▸ **Exercise requirements**
Reproduce the message below about installing and running the snmpd agent in full, keeping every word, line break, and typo unchanged.
*** Given text
Hello,

 Thanks for your answers.

 I solved the install problem. The problem was that some "scripts" using
the "sh shell" and others the "bash shell". I changed the symbolic link
/bin/sh -> /bin/dash to /bin/sh -> /bin/bash. Then the intallation was
successfull.

  I run the "snmpd" daemon that it is on "/usr/local/sbin/snmpd" and it
show this message:

 error while loading shared libraries: libnetsnmpagent.so.15: cannot open
shared object file: No such file or directory


  My other problem is the "agentx" not start and my application doesn't work

    >>   - the "agentx" wasn't into "/var" directory

    >This will be created automatically when you run the agent.
    >It's not created as part of "make install"


  How I solve my problems?
******
*** Recorded information
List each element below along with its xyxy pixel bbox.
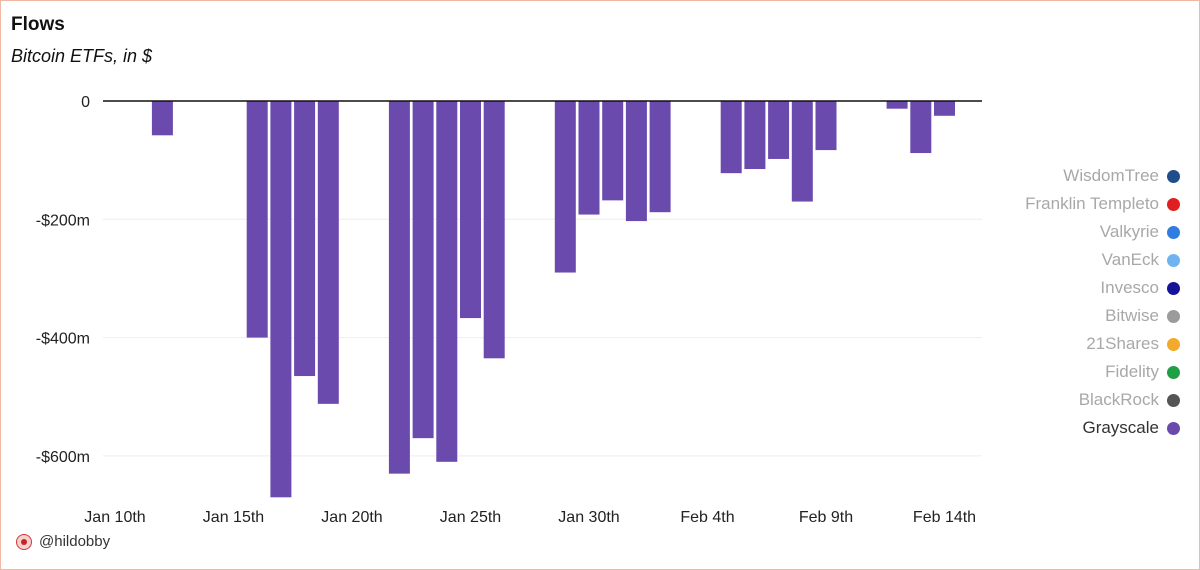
******
▸ **Full output**
Hello,

 Thanks for your answers.

 I solved the install problem. The problem was that some "scripts" using
the "sh shell" and others the "bash shell". I changed the symbolic link
/bin/sh -> /bin/dash to /bin/sh -> /bin/bash. Then the intallation was
successfull.

  I run the "snmpd" daemon that it is on "/usr/local/sbin/snmpd" and it
show this message:

 error while loading shared libraries: libnetsnmpagent.so.15: cannot open
shared object file: No such file or directory


  My other problem is the "agentx" not start and my application doesn't work

    >>   - the "agentx" wasn't into "/var" directory

    >This will be created automatically when you run the agent.
    >It's not created as part of "make install"


  How I solve my problems?